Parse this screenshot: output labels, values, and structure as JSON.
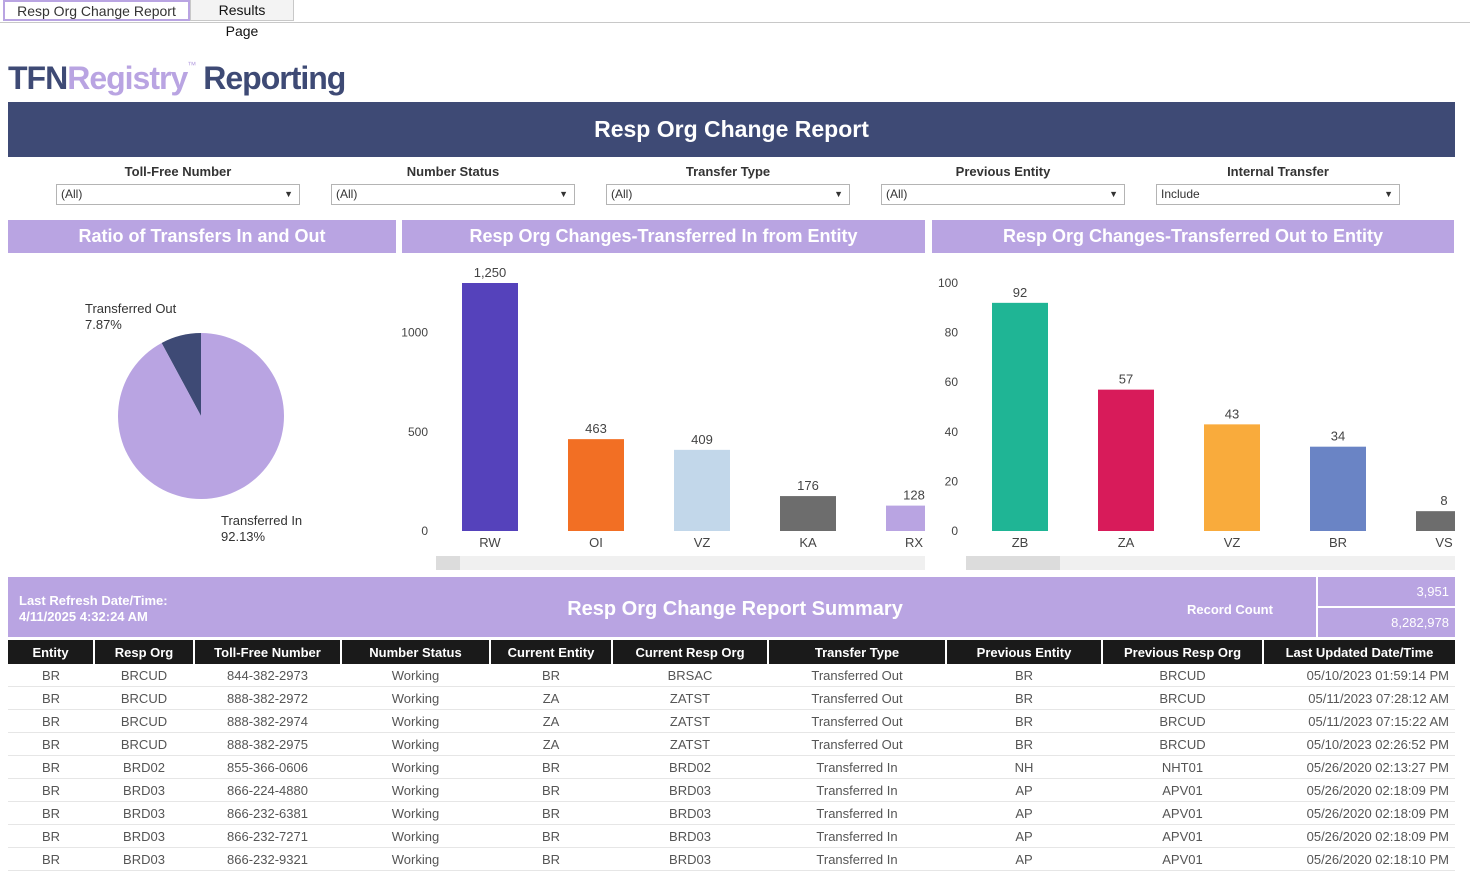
{
  "tabs": [
    "Resp Org Change Report",
    "Results Page"
  ],
  "logo": {
    "part1": "TFN",
    "part2": "Registry",
    "tm": "™",
    "part3": "Reporting"
  },
  "banner_title": "Resp Org Change Report",
  "filters": [
    {
      "label": "Toll-Free Number",
      "value": "(All)"
    },
    {
      "label": "Number Status",
      "value": "(All)"
    },
    {
      "label": "Transfer Type",
      "value": "(All)"
    },
    {
      "label": "Previous Entity",
      "value": "(All)"
    },
    {
      "label": "Internal Transfer",
      "value": "Include"
    }
  ],
  "panels": {
    "pie": "Ratio of Transfers In and Out",
    "in": "Resp Org Changes-Transferred In from Entity",
    "out": "Resp Org Changes-Transferred Out to Entity"
  },
  "pie_labels": {
    "out_name": "Transferred Out",
    "out_pct": "7.87%",
    "in_name": "Transferred In",
    "in_pct": "92.13%"
  },
  "colors": {
    "navy": "#3e4a75",
    "lavender": "#b9a4e2"
  },
  "chart_data": [
    {
      "type": "pie",
      "title": "Ratio of Transfers In and Out",
      "categories": [
        "Transferred Out",
        "Transferred In"
      ],
      "values": [
        7.87,
        92.13
      ],
      "colors": [
        "#3e4a75",
        "#b9a4e2"
      ]
    },
    {
      "type": "bar",
      "title": "Resp Org Changes-Transferred In from Entity",
      "categories": [
        "RW",
        "OI",
        "VZ",
        "KA",
        "RX"
      ],
      "values": [
        1250,
        463,
        409,
        176,
        128
      ],
      "labels": [
        "1,250",
        "463",
        "409",
        "176",
        "128"
      ],
      "colors": [
        "#5542bb",
        "#f26f24",
        "#c2d7ea",
        "#6d6d6d",
        "#b9a4e2"
      ],
      "yticks": [
        "0",
        "500",
        "1000"
      ],
      "ytick_values": [
        0,
        500,
        1000
      ],
      "ylim": [
        0,
        1250
      ]
    },
    {
      "type": "bar",
      "title": "Resp Org Changes-Transferred Out to Entity",
      "categories": [
        "ZB",
        "ZA",
        "VZ",
        "BR",
        "VS"
      ],
      "values": [
        92,
        57,
        43,
        34,
        8
      ],
      "labels": [
        "92",
        "57",
        "43",
        "34",
        "8"
      ],
      "colors": [
        "#1fb595",
        "#d81b5a",
        "#f9ab3c",
        "#6a84c5",
        "#6d6d6d"
      ],
      "yticks": [
        "0",
        "20",
        "40",
        "60",
        "80",
        "100"
      ],
      "ytick_values": [
        0,
        20,
        40,
        60,
        80,
        100
      ],
      "ylim": [
        0,
        100
      ]
    }
  ],
  "summary": {
    "refresh_label": "Last Refresh Date/Time:",
    "refresh_value": "4/11/2025 4:32:24 AM",
    "title": "Resp Org Change Report Summary",
    "record_count_label": "Record Count",
    "counts": [
      "3,951",
      "8,282,978"
    ]
  },
  "table": {
    "columns": [
      "Entity",
      "Resp Org",
      "Toll-Free Number",
      "Number Status",
      "Current Entity",
      "Current Resp Org",
      "Transfer Type",
      "Previous Entity",
      "Previous Resp Org",
      "Last Updated Date/Time"
    ],
    "rows": [
      [
        "BR",
        "BRCUD",
        "844-382-2973",
        "Working",
        "BR",
        "BRSAC",
        "Transferred Out",
        "BR",
        "BRCUD",
        "05/10/2023 01:59:14 PM"
      ],
      [
        "BR",
        "BRCUD",
        "888-382-2972",
        "Working",
        "ZA",
        "ZATST",
        "Transferred Out",
        "BR",
        "BRCUD",
        "05/11/2023 07:28:12 AM"
      ],
      [
        "BR",
        "BRCUD",
        "888-382-2974",
        "Working",
        "ZA",
        "ZATST",
        "Transferred Out",
        "BR",
        "BRCUD",
        "05/11/2023 07:15:22 AM"
      ],
      [
        "BR",
        "BRCUD",
        "888-382-2975",
        "Working",
        "ZA",
        "ZATST",
        "Transferred Out",
        "BR",
        "BRCUD",
        "05/10/2023 02:26:52 PM"
      ],
      [
        "BR",
        "BRD02",
        "855-366-0606",
        "Working",
        "BR",
        "BRD02",
        "Transferred In",
        "NH",
        "NHT01",
        "05/26/2020 02:13:27 PM"
      ],
      [
        "BR",
        "BRD03",
        "866-224-4880",
        "Working",
        "BR",
        "BRD03",
        "Transferred In",
        "AP",
        "APV01",
        "05/26/2020 02:18:09 PM"
      ],
      [
        "BR",
        "BRD03",
        "866-232-6381",
        "Working",
        "BR",
        "BRD03",
        "Transferred In",
        "AP",
        "APV01",
        "05/26/2020 02:18:09 PM"
      ],
      [
        "BR",
        "BRD03",
        "866-232-7271",
        "Working",
        "BR",
        "BRD03",
        "Transferred In",
        "AP",
        "APV01",
        "05/26/2020 02:18:09 PM"
      ],
      [
        "BR",
        "BRD03",
        "866-232-9321",
        "Working",
        "BR",
        "BRD03",
        "Transferred In",
        "AP",
        "APV01",
        "05/26/2020 02:18:10 PM"
      ]
    ]
  }
}
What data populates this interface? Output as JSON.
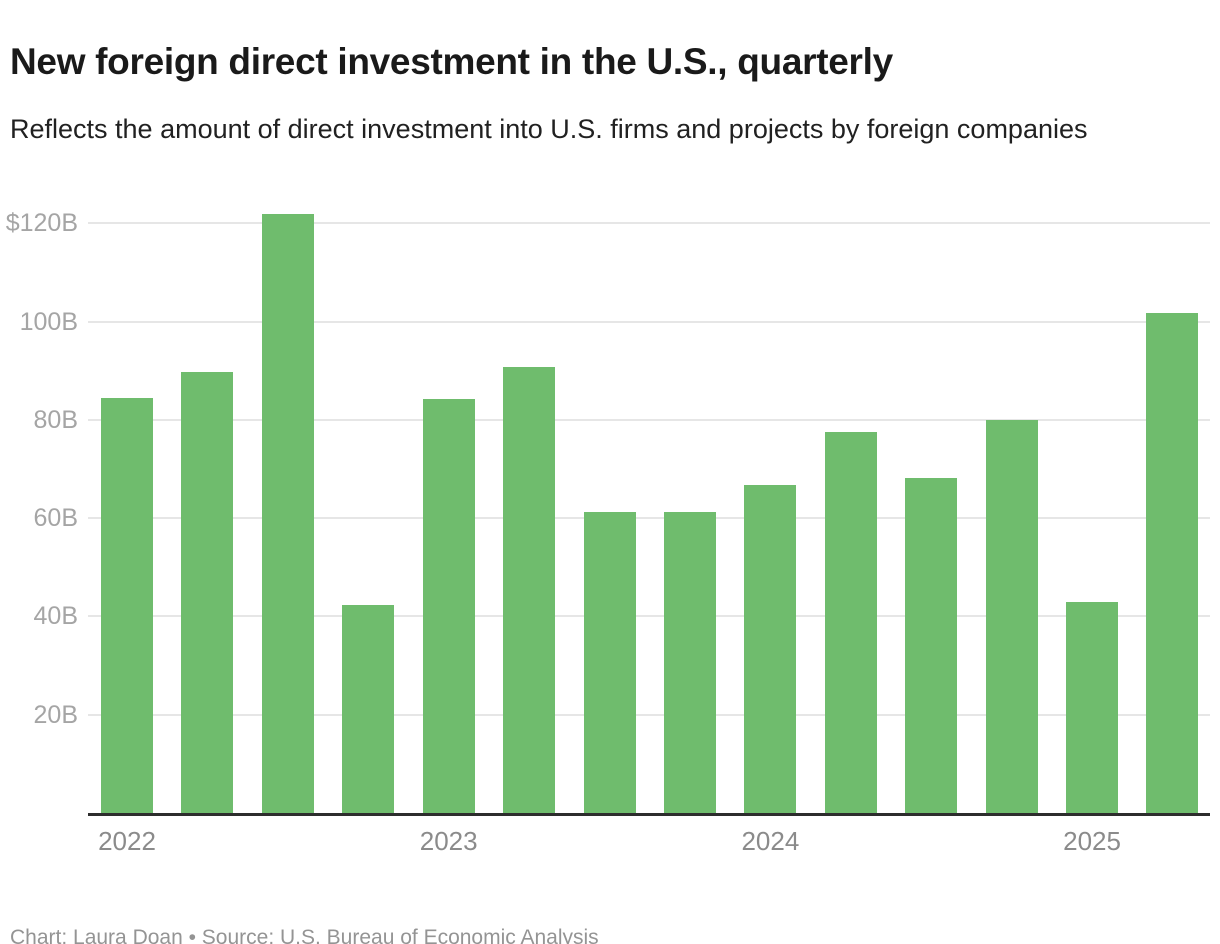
{
  "header": {
    "title": "New foreign direct investment in the U.S., quarterly",
    "subtitle": "Reflects the amount of direct investment into U.S. firms and projects by foreign companies"
  },
  "footer": {
    "credit": "Chart: Laura Doan • Source: U.S. Bureau of Economic Analysis"
  },
  "colors": {
    "bar": "#6fbc6d",
    "gridline": "#e6e6e6",
    "axis_line": "#2d2d2d",
    "y_label": "#a5a5a5",
    "x_label": "#8b8b8b",
    "title": "#1a1a1a",
    "footer": "#949494"
  },
  "chart_data": {
    "type": "bar",
    "title": "New foreign direct investment in the U.S., quarterly",
    "subtitle": "Reflects the amount of direct investment into U.S. firms and projects by foreign companies",
    "unit": "billions of U.S. dollars",
    "categories": [
      "2022 Q1",
      "2022 Q2",
      "2022 Q3",
      "2022 Q4",
      "2023 Q1",
      "2023 Q2",
      "2023 Q3",
      "2023 Q4",
      "2024 Q1",
      "2024 Q2",
      "2024 Q3",
      "2024 Q4",
      "2025 Q1",
      "2025 Q2"
    ],
    "values": [
      84.4,
      89.8,
      121.8,
      42.3,
      84.3,
      90.7,
      61.2,
      61.3,
      66.7,
      77.5,
      68.2,
      80.0,
      42.9,
      101.8
    ],
    "xlabel": "",
    "ylabel": "",
    "ylim": [
      0,
      130
    ],
    "grid": "horizontal",
    "legend": "none",
    "bar_color": "#6fbc6d",
    "y_ticks": [
      {
        "value": 20,
        "label": "20B"
      },
      {
        "value": 40,
        "label": "40B"
      },
      {
        "value": 60,
        "label": "60B"
      },
      {
        "value": 80,
        "label": "80B"
      },
      {
        "value": 100,
        "label": "100B"
      },
      {
        "value": 120,
        "label": "$120B"
      }
    ],
    "x_tick_labels": [
      {
        "label": "2022",
        "bar_index": 0
      },
      {
        "label": "2023",
        "bar_index": 4
      },
      {
        "label": "2024",
        "bar_index": 8
      },
      {
        "label": "2025",
        "bar_index": 12
      }
    ]
  }
}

*-*-*

**EXERCISE AIM:** Without the pictures, transcribe the listing above exactly.

**SOLUTION BELOW:**
Parse this screenshot: output labels, values, and structure as JSON.
{
  "tabs": [
    "Resp Org Change Report",
    "Results Page"
  ],
  "logo": {
    "part1": "TFN",
    "part2": "Registry",
    "tm": "™",
    "part3": "Reporting"
  },
  "banner_title": "Resp Org Change Report",
  "filters": [
    {
      "label": "Toll-Free Number",
      "value": "(All)"
    },
    {
      "label": "Number Status",
      "value": "(All)"
    },
    {
      "label": "Transfer Type",
      "value": "(All)"
    },
    {
      "label": "Previous Entity",
      "value": "(All)"
    },
    {
      "label": "Internal Transfer",
      "value": "Include"
    }
  ],
  "panels": {
    "pie": "Ratio of Transfers In and Out",
    "in": "Resp Org Changes-Transferred In from Entity",
    "out": "Resp Org Changes-Transferred Out to Entity"
  },
  "pie_labels": {
    "out_name": "Transferred Out",
    "out_pct": "7.87%",
    "in_name": "Transferred In",
    "in_pct": "92.13%"
  },
  "colors": {
    "navy": "#3e4a75",
    "lavender": "#b9a4e2"
  },
  "chart_data": [
    {
      "type": "pie",
      "title": "Ratio of Transfers In and Out",
      "categories": [
        "Transferred Out",
        "Transferred In"
      ],
      "values": [
        7.87,
        92.13
      ],
      "colors": [
        "#3e4a75",
        "#b9a4e2"
      ]
    },
    {
      "type": "bar",
      "title": "Resp Org Changes-Transferred In from Entity",
      "categories": [
        "RW",
        "OI",
        "VZ",
        "KA",
        "RX"
      ],
      "values": [
        1250,
        463,
        409,
        176,
        128
      ],
      "labels": [
        "1,250",
        "463",
        "409",
        "176",
        "128"
      ],
      "colors": [
        "#5542bb",
        "#f26f24",
        "#c2d7ea",
        "#6d6d6d",
        "#b9a4e2"
      ],
      "yticks": [
        "0",
        "500",
        "1000"
      ],
      "ytick_values": [
        0,
        500,
        1000
      ],
      "ylim": [
        0,
        1250
      ]
    },
    {
      "type": "bar",
      "title": "Resp Org Changes-Transferred Out to Entity",
      "categories": [
        "ZB",
        "ZA",
        "VZ",
        "BR",
        "VS"
      ],
      "values": [
        92,
        57,
        43,
        34,
        8
      ],
      "labels": [
        "92",
        "57",
        "43",
        "34",
        "8"
      ],
      "colors": [
        "#1fb595",
        "#d81b5a",
        "#f9ab3c",
        "#6a84c5",
        "#6d6d6d"
      ],
      "yticks": [
        "0",
        "20",
        "40",
        "60",
        "80",
        "100"
      ],
      "ytick_values": [
        0,
        20,
        40,
        60,
        80,
        100
      ],
      "ylim": [
        0,
        100
      ]
    }
  ],
  "summary": {
    "refresh_label": "Last Refresh Date/Time:",
    "refresh_value": "4/11/2025 4:32:24 AM",
    "title": "Resp Org Change Report Summary",
    "record_count_label": "Record Count",
    "counts": [
      "3,951",
      "8,282,978"
    ]
  },
  "table": {
    "columns": [
      "Entity",
      "Resp Org",
      "Toll-Free Number",
      "Number Status",
      "Current Entity",
      "Current Resp Org",
      "Transfer Type",
      "Previous Entity",
      "Previous Resp Org",
      "Last Updated Date/Time"
    ],
    "rows": [
      [
        "BR",
        "BRCUD",
        "844-382-2973",
        "Working",
        "BR",
        "BRSAC",
        "Transferred Out",
        "BR",
        "BRCUD",
        "05/10/2023 01:59:14 PM"
      ],
      [
        "BR",
        "BRCUD",
        "888-382-2972",
        "Working",
        "ZA",
        "ZATST",
        "Transferred Out",
        "BR",
        "BRCUD",
        "05/11/2023 07:28:12 AM"
      ],
      [
        "BR",
        "BRCUD",
        "888-382-2974",
        "Working",
        "ZA",
        "ZATST",
        "Transferred Out",
        "BR",
        "BRCUD",
        "05/11/2023 07:15:22 AM"
      ],
      [
        "BR",
        "BRCUD",
        "888-382-2975",
        "Working",
        "ZA",
        "ZATST",
        "Transferred Out",
        "BR",
        "BRCUD",
        "05/10/2023 02:26:52 PM"
      ],
      [
        "BR",
        "BRD02",
        "855-366-0606",
        "Working",
        "BR",
        "BRD02",
        "Transferred In",
        "NH",
        "NHT01",
        "05/26/2020 02:13:27 PM"
      ],
      [
        "BR",
        "BRD03",
        "866-224-4880",
        "Working",
        "BR",
        "BRD03",
        "Transferred In",
        "AP",
        "APV01",
        "05/26/2020 02:18:09 PM"
      ],
      [
        "BR",
        "BRD03",
        "866-232-6381",
        "Working",
        "BR",
        "BRD03",
        "Transferred In",
        "AP",
        "APV01",
        "05/26/2020 02:18:09 PM"
      ],
      [
        "BR",
        "BRD03",
        "866-232-7271",
        "Working",
        "BR",
        "BRD03",
        "Transferred In",
        "AP",
        "APV01",
        "05/26/2020 02:18:09 PM"
      ],
      [
        "BR",
        "BRD03",
        "866-232-9321",
        "Working",
        "BR",
        "BRD03",
        "Transferred In",
        "AP",
        "APV01",
        "05/26/2020 02:18:10 PM"
      ]
    ]
  }
}
What data populates this interface? Output as JSON.
{
  "header": {
    "title": "New foreign direct investment in the U.S., quarterly",
    "subtitle": "Reflects the amount of direct investment into U.S. firms and projects by foreign companies"
  },
  "footer": {
    "credit": "Chart: Laura Doan • Source: U.S. Bureau of Economic Analysis"
  },
  "colors": {
    "bar": "#6fbc6d",
    "gridline": "#e6e6e6",
    "axis_line": "#2d2d2d",
    "y_label": "#a5a5a5",
    "x_label": "#8b8b8b",
    "title": "#1a1a1a",
    "footer": "#949494"
  },
  "chart_data": {
    "type": "bar",
    "title": "New foreign direct investment in the U.S., quarterly",
    "subtitle": "Reflects the amount of direct investment into U.S. firms and projects by foreign companies",
    "unit": "billions of U.S. dollars",
    "categories": [
      "2022 Q1",
      "2022 Q2",
      "2022 Q3",
      "2022 Q4",
      "2023 Q1",
      "2023 Q2",
      "2023 Q3",
      "2023 Q4",
      "2024 Q1",
      "2024 Q2",
      "2024 Q3",
      "2024 Q4",
      "2025 Q1",
      "2025 Q2"
    ],
    "values": [
      84.4,
      89.8,
      121.8,
      42.3,
      84.3,
      90.7,
      61.2,
      61.3,
      66.7,
      77.5,
      68.2,
      80.0,
      42.9,
      101.8
    ],
    "xlabel": "",
    "ylabel": "",
    "ylim": [
      0,
      130
    ],
    "grid": "horizontal",
    "legend": "none",
    "bar_color": "#6fbc6d",
    "y_ticks": [
      {
        "value": 20,
        "label": "20B"
      },
      {
        "value": 40,
        "label": "40B"
      },
      {
        "value": 60,
        "label": "60B"
      },
      {
        "value": 80,
        "label": "80B"
      },
      {
        "value": 100,
        "label": "100B"
      },
      {
        "value": 120,
        "label": "$120B"
      }
    ],
    "x_tick_labels": [
      {
        "label": "2022",
        "bar_index": 0
      },
      {
        "label": "2023",
        "bar_index": 4
      },
      {
        "label": "2024",
        "bar_index": 8
      },
      {
        "label": "2025",
        "bar_index": 12
      }
    ]
  }
}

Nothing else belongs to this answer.